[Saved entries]
— begin —

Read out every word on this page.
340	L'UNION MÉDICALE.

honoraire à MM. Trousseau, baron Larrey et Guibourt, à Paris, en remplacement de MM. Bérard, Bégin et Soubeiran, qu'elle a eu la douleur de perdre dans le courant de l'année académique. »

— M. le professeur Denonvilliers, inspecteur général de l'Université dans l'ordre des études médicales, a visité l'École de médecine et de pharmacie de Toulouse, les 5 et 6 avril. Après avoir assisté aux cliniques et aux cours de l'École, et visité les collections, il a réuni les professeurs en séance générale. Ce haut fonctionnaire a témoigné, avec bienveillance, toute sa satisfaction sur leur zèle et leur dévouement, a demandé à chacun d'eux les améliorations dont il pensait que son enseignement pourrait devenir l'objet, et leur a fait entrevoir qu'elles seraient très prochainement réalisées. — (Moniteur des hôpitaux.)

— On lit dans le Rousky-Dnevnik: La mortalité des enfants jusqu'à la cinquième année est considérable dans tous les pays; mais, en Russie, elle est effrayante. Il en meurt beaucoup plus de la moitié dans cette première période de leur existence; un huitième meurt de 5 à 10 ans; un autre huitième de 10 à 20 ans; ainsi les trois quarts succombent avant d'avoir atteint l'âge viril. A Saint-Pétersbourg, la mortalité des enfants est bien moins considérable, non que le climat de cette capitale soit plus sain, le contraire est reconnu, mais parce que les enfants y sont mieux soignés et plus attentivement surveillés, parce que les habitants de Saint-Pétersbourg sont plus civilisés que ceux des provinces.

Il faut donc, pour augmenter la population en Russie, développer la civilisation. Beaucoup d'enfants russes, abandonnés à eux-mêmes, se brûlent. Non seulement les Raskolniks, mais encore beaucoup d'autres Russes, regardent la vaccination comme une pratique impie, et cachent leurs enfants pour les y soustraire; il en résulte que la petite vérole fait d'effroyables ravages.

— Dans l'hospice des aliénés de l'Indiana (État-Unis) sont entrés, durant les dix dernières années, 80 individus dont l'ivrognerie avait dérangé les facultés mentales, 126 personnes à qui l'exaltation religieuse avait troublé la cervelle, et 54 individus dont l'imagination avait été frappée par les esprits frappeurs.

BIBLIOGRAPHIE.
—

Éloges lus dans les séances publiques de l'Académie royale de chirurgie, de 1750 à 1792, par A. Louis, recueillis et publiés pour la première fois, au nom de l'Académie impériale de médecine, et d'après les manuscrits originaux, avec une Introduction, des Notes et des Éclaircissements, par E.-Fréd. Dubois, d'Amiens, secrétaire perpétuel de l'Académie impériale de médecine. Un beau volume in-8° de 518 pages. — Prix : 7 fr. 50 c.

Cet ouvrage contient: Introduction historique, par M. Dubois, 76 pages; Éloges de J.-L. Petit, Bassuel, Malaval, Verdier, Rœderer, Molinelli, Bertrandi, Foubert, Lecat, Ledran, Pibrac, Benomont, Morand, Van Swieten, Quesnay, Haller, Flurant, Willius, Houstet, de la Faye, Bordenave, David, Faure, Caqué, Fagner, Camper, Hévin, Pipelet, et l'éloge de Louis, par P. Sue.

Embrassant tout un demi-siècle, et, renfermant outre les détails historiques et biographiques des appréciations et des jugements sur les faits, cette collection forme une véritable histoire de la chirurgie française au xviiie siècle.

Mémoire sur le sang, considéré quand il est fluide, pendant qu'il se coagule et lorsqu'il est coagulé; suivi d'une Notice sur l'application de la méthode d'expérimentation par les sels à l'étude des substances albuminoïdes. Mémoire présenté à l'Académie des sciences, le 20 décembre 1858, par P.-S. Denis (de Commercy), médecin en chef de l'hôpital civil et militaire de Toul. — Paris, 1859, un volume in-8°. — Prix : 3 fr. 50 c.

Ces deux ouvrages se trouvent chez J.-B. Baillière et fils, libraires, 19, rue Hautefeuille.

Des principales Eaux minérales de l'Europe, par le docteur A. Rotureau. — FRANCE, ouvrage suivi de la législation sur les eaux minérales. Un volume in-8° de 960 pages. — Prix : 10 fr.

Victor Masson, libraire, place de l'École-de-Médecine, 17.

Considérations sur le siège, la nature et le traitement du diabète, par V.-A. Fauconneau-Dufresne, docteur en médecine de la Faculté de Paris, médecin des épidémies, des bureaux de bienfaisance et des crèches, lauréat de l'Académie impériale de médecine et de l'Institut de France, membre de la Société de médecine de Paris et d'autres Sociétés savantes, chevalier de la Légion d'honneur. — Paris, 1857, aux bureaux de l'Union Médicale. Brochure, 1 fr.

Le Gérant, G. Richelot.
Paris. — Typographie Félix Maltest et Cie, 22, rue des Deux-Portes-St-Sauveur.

— end —

• AIM OF THE EXERCISE
All the entries above need to be reproduced exactly.

• SOLVED EXERCISE
Read out every word on this page.
340	L'UNION MÉDICALE.

honoraire à MM. Trousseau, baron Larrey et Guibourt, à Paris, en remplacement de MM. Bérard, Bégin et Soubeiran, qu'elle a eu la douleur de perdre dans le courant de l'année académique. »

— M. le professeur Denonvilliers, inspecteur général de l'Université dans l'ordre des études médicales, a visité l'École de médecine et de pharmacie de Toulouse, les 5 et 6 avril. Après avoir assisté aux cliniques et aux cours de l'École, et visité les collections, il a réuni les professeurs en séance générale. Ce haut fonctionnaire a témoigné, avec bienveillance, toute sa satisfaction sur leur zèle et leur dévouement, a demandé à chacun d'eux les améliorations dont il pensait que son enseignement pourrait devenir l'objet, et leur a fait entrevoir qu'elles seraient très prochainement réalisées. — (Moniteur des hôpitaux.)

— On lit dans le Rousky-Dnevnik: La mortalité des enfants jusqu'à la cinquième année est considérable dans tous les pays; mais, en Russie, elle est effrayante. Il en meurt beaucoup plus de la moitié dans cette première période de leur existence; un huitième meurt de 5 à 10 ans; un autre huitième de 10 à 20 ans; ainsi les trois quarts succombent avant d'avoir atteint l'âge viril. A Saint-Pétersbourg, la mortalité des enfants est bien moins considérable, non que le climat de cette capitale soit plus sain, le contraire est reconnu, mais parce que les enfants y sont mieux soignés et plus attentivement surveillés, parce que les habitants de Saint-Pétersbourg sont plus civilisés que ceux des provinces.

Il faut donc, pour augmenter la population en Russie, développer la civilisation. Beaucoup d'enfants russes, abandonnés à eux-mêmes, se brûlent. Non seulement les Raskolniks, mais encore beaucoup d'autres Russes, regardent la vaccination comme une pratique impie, et cachent leurs enfants pour les y soustraire; il en résulte que la petite vérole fait d'effroyables ravages.

— Dans l'hospice des aliénés de l'Indiana (État-Unis) sont entrés, durant les dix dernières années, 80 individus dont l'ivrognerie avait dérangé les facultés mentales, 126 personnes à qui l'exaltation religieuse avait troublé la cervelle, et 54 individus dont l'imagination avait été frappée par les esprits frappeurs.

BIBLIOGRAPHIE.
—

Éloges lus dans les séances publiques de l'Académie royale de chirurgie, de 1750 à 1792, par A. Louis, recueillis et publiés pour la première fois, au nom de l'Académie impériale de médecine, et d'après les manuscrits originaux, avec une Introduction, des Notes et des Éclaircissements, par E.-Fréd. Dubois, d'Amiens, secrétaire perpétuel de l'Académie impériale de médecine. Un beau volume in-8° de 518 pages. — Prix : 7 fr. 50 c.

Cet ouvrage contient: Introduction historique, par M. Dubois, 76 pages; Éloges de J.-L. Petit, Bassuel, Malaval, Verdier, Rœderer, Molinelli, Bertrandi, Foubert, Lecat, Ledran, Pibrac, Benomont, Morand, Van Swieten, Quesnay, Haller, Flurant, Willius, Houstet, de la Faye, Bordenave, David, Faure, Caqué, Fagner, Camper, Hévin, Pipelet, et l'éloge de Louis, par P. Sue.

Embrassant tout un demi-siècle, et, renfermant outre les détails historiques et biographiques des appréciations et des jugements sur les faits, cette collection forme une véritable histoire de la chirurgie française au xviiie siècle.

Mémoire sur le sang, considéré quand il est fluide, pendant qu'il se coagule et lorsqu'il est coagulé; suivi d'une Notice sur l'application de la méthode d'expérimentation par les sels à l'étude des substances albuminoïdes. Mémoire présenté à l'Académie des sciences, le 20 décembre 1858, par P.-S. Denis (de Commercy), médecin en chef de l'hôpital civil et militaire de Toul. — Paris, 1859, un volume in-8°. — Prix : 3 fr. 50 c.

Ces deux ouvrages se trouvent chez J.-B. Baillière et fils, libraires, 19, rue Hautefeuille.

Des principales Eaux minérales de l'Europe, par le docteur A. Rotureau. — FRANCE, ouvrage suivi de la législation sur les eaux minérales. Un volume in-8° de 960 pages. — Prix : 10 fr.

Victor Masson, libraire, place de l'École-de-Médecine, 17.

Considérations sur le siège, la nature et le traitement du diabète, par V.-A. Fauconneau-Dufresne, docteur en médecine de la Faculté de Paris, médecin des épidémies, des bureaux de bienfaisance et des crèches, lauréat de l'Académie impériale de médecine et de l'Institut de France, membre de la Société de médecine de Paris et d'autres Sociétés savantes, chevalier de la Légion d'honneur. — Paris, 1857, aux bureaux de l'Union Médicale. Brochure, 1 fr.

Le Gérant, G. Richelot.
Paris. — Typographie Félix Maltest et Cie, 22, rue des Deux-Portes-St-Sauveur.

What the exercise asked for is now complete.